• [What the task asks]: Copy every line of the following data that includes the string "high".

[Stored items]
=-=-=-=-=
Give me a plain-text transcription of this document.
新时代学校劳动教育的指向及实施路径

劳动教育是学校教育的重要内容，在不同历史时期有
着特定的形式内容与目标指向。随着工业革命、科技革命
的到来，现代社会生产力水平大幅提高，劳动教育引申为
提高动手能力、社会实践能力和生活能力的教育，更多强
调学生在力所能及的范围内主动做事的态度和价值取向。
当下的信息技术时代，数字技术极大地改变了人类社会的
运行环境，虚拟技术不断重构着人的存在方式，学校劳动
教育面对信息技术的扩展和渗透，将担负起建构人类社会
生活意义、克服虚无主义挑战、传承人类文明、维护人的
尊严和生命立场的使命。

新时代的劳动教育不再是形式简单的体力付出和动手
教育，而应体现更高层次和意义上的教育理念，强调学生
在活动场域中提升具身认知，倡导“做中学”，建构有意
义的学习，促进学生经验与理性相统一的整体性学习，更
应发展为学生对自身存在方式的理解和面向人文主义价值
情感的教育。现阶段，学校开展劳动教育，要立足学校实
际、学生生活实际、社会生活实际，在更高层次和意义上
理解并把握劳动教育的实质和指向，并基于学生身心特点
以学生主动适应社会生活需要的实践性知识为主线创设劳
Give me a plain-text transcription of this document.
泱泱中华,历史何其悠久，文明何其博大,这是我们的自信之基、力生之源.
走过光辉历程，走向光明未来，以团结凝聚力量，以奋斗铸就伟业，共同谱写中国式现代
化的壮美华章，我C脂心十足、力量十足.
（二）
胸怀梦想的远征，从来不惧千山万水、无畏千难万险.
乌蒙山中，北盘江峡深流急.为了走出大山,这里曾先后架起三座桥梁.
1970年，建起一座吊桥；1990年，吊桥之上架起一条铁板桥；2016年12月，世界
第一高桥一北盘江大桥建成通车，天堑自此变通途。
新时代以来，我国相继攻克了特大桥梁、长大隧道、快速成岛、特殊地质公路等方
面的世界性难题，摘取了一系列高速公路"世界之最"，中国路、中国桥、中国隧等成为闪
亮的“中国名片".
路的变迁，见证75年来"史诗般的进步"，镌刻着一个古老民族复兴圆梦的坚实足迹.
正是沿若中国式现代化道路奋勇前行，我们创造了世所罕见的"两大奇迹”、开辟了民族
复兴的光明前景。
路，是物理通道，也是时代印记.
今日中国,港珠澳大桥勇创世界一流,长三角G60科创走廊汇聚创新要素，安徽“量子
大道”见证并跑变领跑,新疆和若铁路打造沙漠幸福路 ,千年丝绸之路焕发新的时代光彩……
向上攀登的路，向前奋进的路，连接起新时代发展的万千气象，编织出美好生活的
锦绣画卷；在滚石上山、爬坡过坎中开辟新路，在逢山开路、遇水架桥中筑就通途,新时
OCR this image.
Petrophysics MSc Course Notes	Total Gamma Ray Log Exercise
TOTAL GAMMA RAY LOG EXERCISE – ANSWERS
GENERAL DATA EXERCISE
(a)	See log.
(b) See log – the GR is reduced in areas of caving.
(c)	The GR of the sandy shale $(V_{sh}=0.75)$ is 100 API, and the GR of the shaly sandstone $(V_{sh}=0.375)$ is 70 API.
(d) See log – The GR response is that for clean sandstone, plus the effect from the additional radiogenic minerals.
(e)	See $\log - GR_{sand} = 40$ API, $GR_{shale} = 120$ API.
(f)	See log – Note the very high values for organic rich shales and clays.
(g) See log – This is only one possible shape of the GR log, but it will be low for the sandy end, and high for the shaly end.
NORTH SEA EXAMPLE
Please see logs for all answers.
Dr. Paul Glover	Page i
=-=-=-=-=
• [Answer to the problem]:
(f)	See log – Note the very high values for organic rich shales and clays.
(g) See log – This is only one possible shape of the GR log, but it will be low for the sandy end, and high for the shaly end.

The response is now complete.